REQUIREMENT
Reproduce exactly the lines from the one containing "Give me a plain-text" through the end of the listing, minus the pictures.

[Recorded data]
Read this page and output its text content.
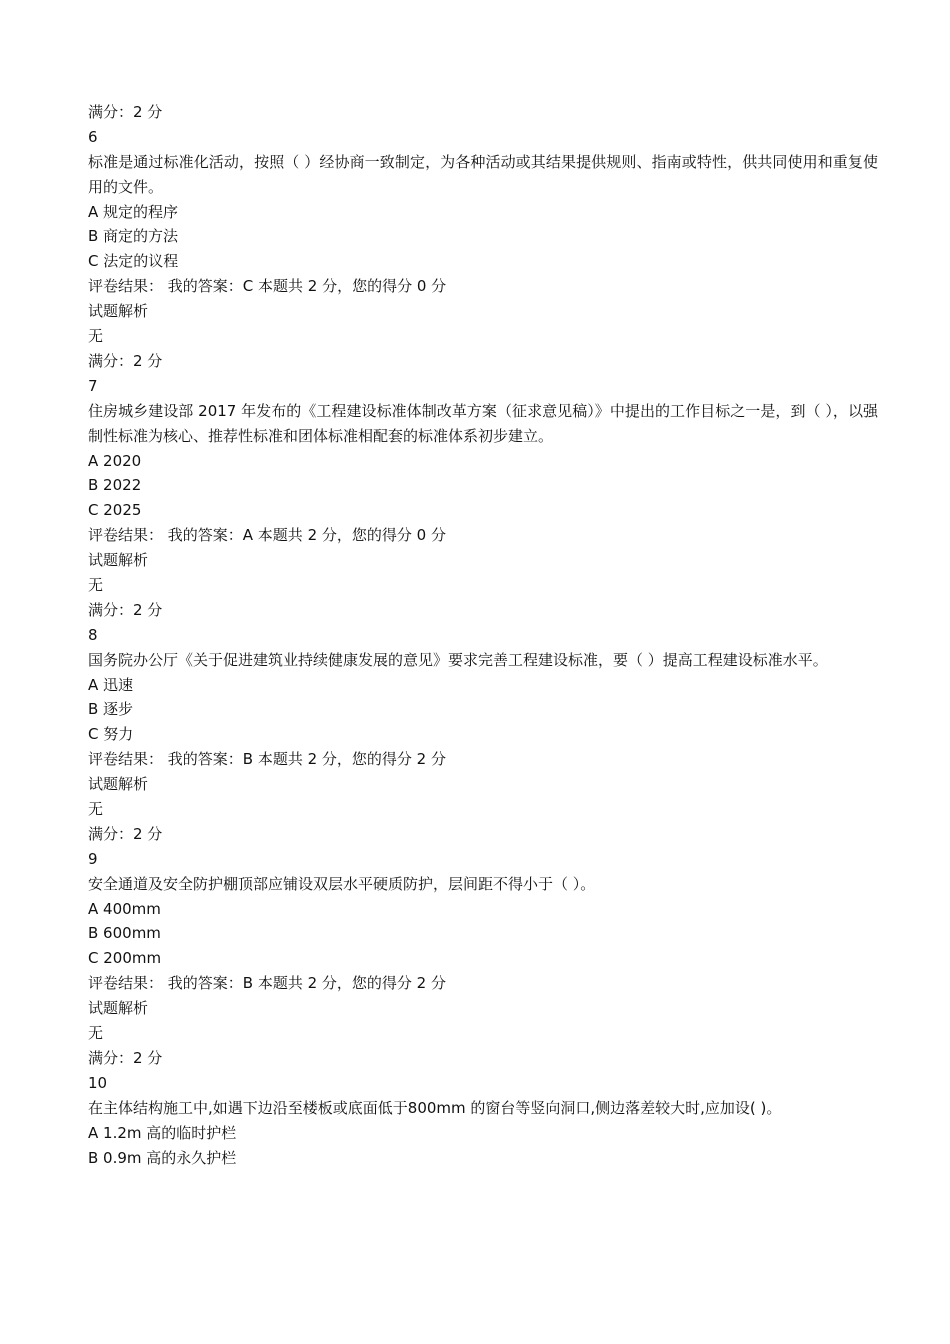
满分：2 分
6
标准是通过标准化活动，按照（ ）经协商一致制定，为各种活动或其结果提供规则、指南或特性，供共同使用和重复使用的文件。
A 规定的程序
B 商定的方法
C 法定的议程
评卷结果： 我的答案：C 本题共 2 分，您的得分 0 分
试题解析
无
满分：2 分
7
住房城乡建设部 2017 年发布的《工程建设标准体制改革方案（征求意见稿）》中提出的工作目标之一是，到（ ），以强制性标准为核心、推荐性标准和团体标准相配套的标准体系初步建立。
A 2020
B 2022
C 2025
评卷结果： 我的答案：A 本题共 2 分，您的得分 0 分
试题解析
无
满分：2 分
8
国务院办公厅《关于促进建筑业持续健康发展的意见》要求完善工程建设标准，要（ ）提高工程建设标准水平。
A 迅速
B 逐步
C 努力
评卷结果： 我的答案：B 本题共 2 分，您的得分 2 分
试题解析
无
满分：2 分
9
安全通道及安全防护棚顶部应铺设双层水平硬质防护，层间距不得小于（ ）。
A 400mm
B 600mm
C 200mm
评卷结果： 我的答案：B 本题共 2 分，您的得分 2 分
试题解析
无
满分：2 分
10
在主体结构施工中,如遇下边沿至楼板或底面低于800mm 的窗台等竖向洞口,侧边落差较大时,应加设( )。
A 1.2m 高的临时护栏
B 0.9m 高的永久护栏
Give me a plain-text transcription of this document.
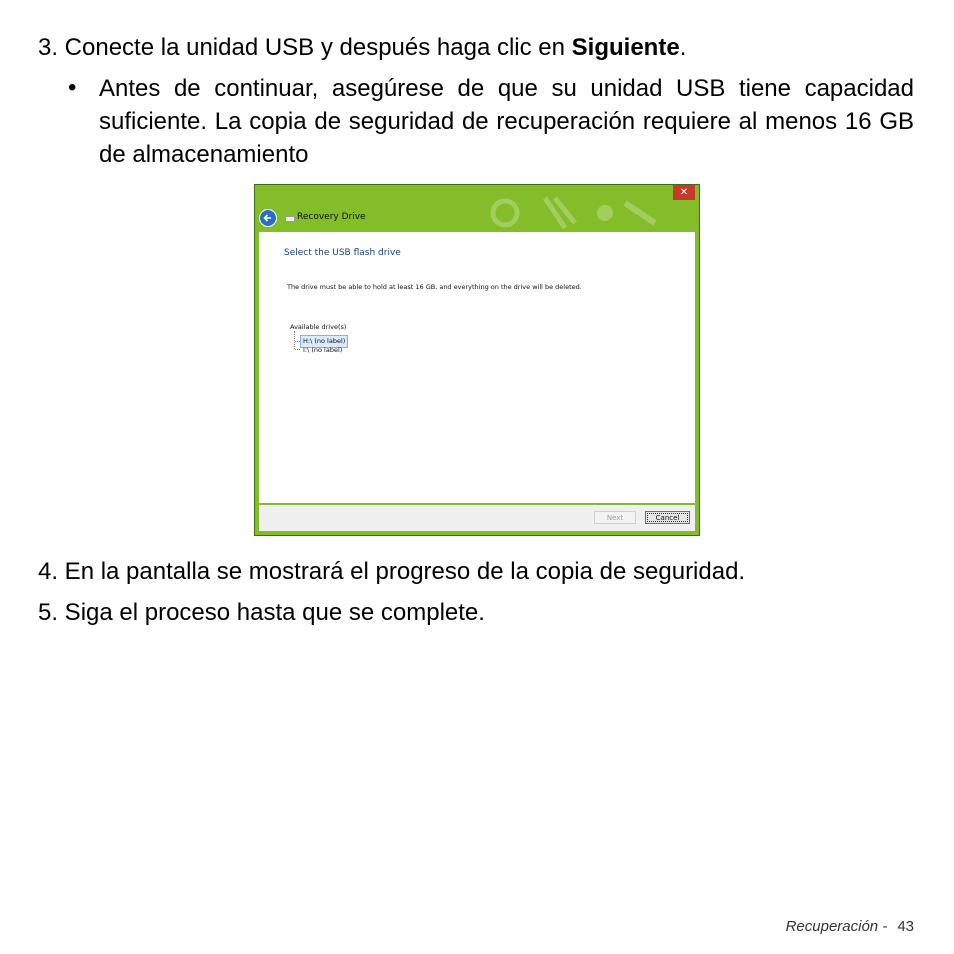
3. Conecte la unidad USB y después haga clic en Siguiente.
• Antes de continuar, asegúrese de que su unidad USB tiene capacidad suficiente. La copia de seguridad de recuperación requiere al menos 16 GB de almacenamiento
✕
Recovery Drive
Select the USB flash drive
The drive must be able to hold at least 16 GB, and everything on the drive will be deleted.
Available drive(s)
H:\ (no label)
I:\ (no label)
Next	Cancel
4. En la pantalla se mostrará el progreso de la copia de seguridad.
5. Siga el proceso hasta que se complete.
Recuperación - 43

TASK RESULT
Give me a plain-text transcription of this document.
3. Conecte la unidad USB y después haga clic en Siguiente.
• Antes de continuar, asegúrese de que su unidad USB tiene capacidad suficiente. La copia de seguridad de recuperación requiere al menos 16 GB de almacenamiento
✕
Recovery Drive
Select the USB flash drive
The drive must be able to hold at least 16 GB, and everything on the drive will be deleted.
Available drive(s)
H:\ (no label)
I:\ (no label)
Next	Cancel
4. En la pantalla se mostrará el progreso de la copia de seguridad.
5. Siga el proceso hasta que se complete.
Recuperación - 43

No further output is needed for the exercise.